## WRITTEN PROBLEM:
Transcribe every one of the following lines, keeping each character unchanged.

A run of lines
⟨
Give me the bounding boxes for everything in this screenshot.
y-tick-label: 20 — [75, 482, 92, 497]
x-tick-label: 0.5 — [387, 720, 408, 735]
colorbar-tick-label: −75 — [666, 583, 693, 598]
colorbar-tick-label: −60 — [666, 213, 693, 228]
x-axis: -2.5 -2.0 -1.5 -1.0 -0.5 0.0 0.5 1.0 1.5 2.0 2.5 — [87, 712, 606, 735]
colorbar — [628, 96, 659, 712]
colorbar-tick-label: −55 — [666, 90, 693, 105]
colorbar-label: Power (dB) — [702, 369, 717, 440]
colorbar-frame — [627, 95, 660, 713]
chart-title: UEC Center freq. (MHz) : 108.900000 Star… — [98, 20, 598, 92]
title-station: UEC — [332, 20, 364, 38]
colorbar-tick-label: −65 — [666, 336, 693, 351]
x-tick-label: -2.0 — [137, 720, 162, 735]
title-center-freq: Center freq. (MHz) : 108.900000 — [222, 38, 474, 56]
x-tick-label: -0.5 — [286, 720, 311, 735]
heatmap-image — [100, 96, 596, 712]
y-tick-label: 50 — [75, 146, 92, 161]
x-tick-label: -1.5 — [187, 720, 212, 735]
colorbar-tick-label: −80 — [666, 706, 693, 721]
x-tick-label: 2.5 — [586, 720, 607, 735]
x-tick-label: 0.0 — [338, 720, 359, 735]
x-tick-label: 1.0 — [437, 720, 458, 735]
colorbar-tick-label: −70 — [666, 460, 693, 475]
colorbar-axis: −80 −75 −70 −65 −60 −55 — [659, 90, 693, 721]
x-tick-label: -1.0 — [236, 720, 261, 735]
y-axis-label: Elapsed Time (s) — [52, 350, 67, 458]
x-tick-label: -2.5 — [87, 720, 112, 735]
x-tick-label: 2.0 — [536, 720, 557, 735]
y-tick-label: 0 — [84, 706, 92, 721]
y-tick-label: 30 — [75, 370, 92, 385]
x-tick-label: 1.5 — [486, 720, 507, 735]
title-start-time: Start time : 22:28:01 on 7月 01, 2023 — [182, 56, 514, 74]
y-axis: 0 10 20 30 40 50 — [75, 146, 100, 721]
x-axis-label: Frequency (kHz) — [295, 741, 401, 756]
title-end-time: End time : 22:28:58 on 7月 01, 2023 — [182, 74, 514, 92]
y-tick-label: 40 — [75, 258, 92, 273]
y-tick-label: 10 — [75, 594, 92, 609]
⟩
## WRITTEN RESPONSE:
Give me the bounding boxes for everything in this screenshot.
y-tick-label: 20 — [75, 482, 92, 497]
x-tick-label: 0.5 — [387, 720, 408, 735]
colorbar-tick-label: −75 — [666, 583, 693, 598]
colorbar-tick-label: −60 — [666, 213, 693, 228]
x-axis: -2.5 -2.0 -1.5 -1.0 -0.5 0.0 0.5 1.0 1.5 2.0 2.5 — [87, 712, 606, 735]
colorbar — [628, 96, 659, 712]
colorbar-tick-label: −55 — [666, 90, 693, 105]
colorbar-label: Power (dB) — [702, 369, 717, 440]
colorbar-frame — [627, 95, 660, 713]
chart-title: UEC Center freq. (MHz) : 108.900000 Star… — [98, 20, 598, 92]
title-station: UEC — [332, 20, 364, 38]
colorbar-tick-label: −65 — [666, 336, 693, 351]
x-tick-label: -2.0 — [137, 720, 162, 735]
title-center-freq: Center freq. (MHz) : 108.900000 — [222, 38, 474, 56]
x-tick-label: -0.5 — [286, 720, 311, 735]
heatmap-image — [100, 96, 596, 712]
y-tick-label: 50 — [75, 146, 92, 161]
x-tick-label: -1.5 — [187, 720, 212, 735]
colorbar-tick-label: −80 — [666, 706, 693, 721]
x-tick-label: 2.5 — [586, 720, 607, 735]
x-tick-label: 0.0 — [338, 720, 359, 735]
x-tick-label: 1.0 — [437, 720, 458, 735]
colorbar-tick-label: −70 — [666, 460, 693, 475]
colorbar-axis: −80 −75 −70 −65 −60 −55 — [659, 90, 693, 721]
x-tick-label: -1.0 — [236, 720, 261, 735]
y-axis-label: Elapsed Time (s) — [52, 350, 67, 458]
x-tick-label: -2.5 — [87, 720, 112, 735]
x-tick-label: 2.0 — [536, 720, 557, 735]
y-tick-label: 0 — [84, 706, 92, 721]
y-tick-label: 30 — [75, 370, 92, 385]
x-tick-label: 1.5 — [486, 720, 507, 735]
title-start-time: Start time : 22:28:01 on 7月 01, 2023 — [182, 56, 514, 74]
y-axis: 0 10 20 30 40 50 — [75, 146, 100, 721]
x-axis-label: Frequency (kHz) — [295, 741, 401, 756]
title-end-time: End time : 22:28:58 on 7月 01, 2023 — [182, 74, 514, 92]
y-tick-label: 40 — [75, 258, 92, 273]
y-tick-label: 10 — [75, 594, 92, 609]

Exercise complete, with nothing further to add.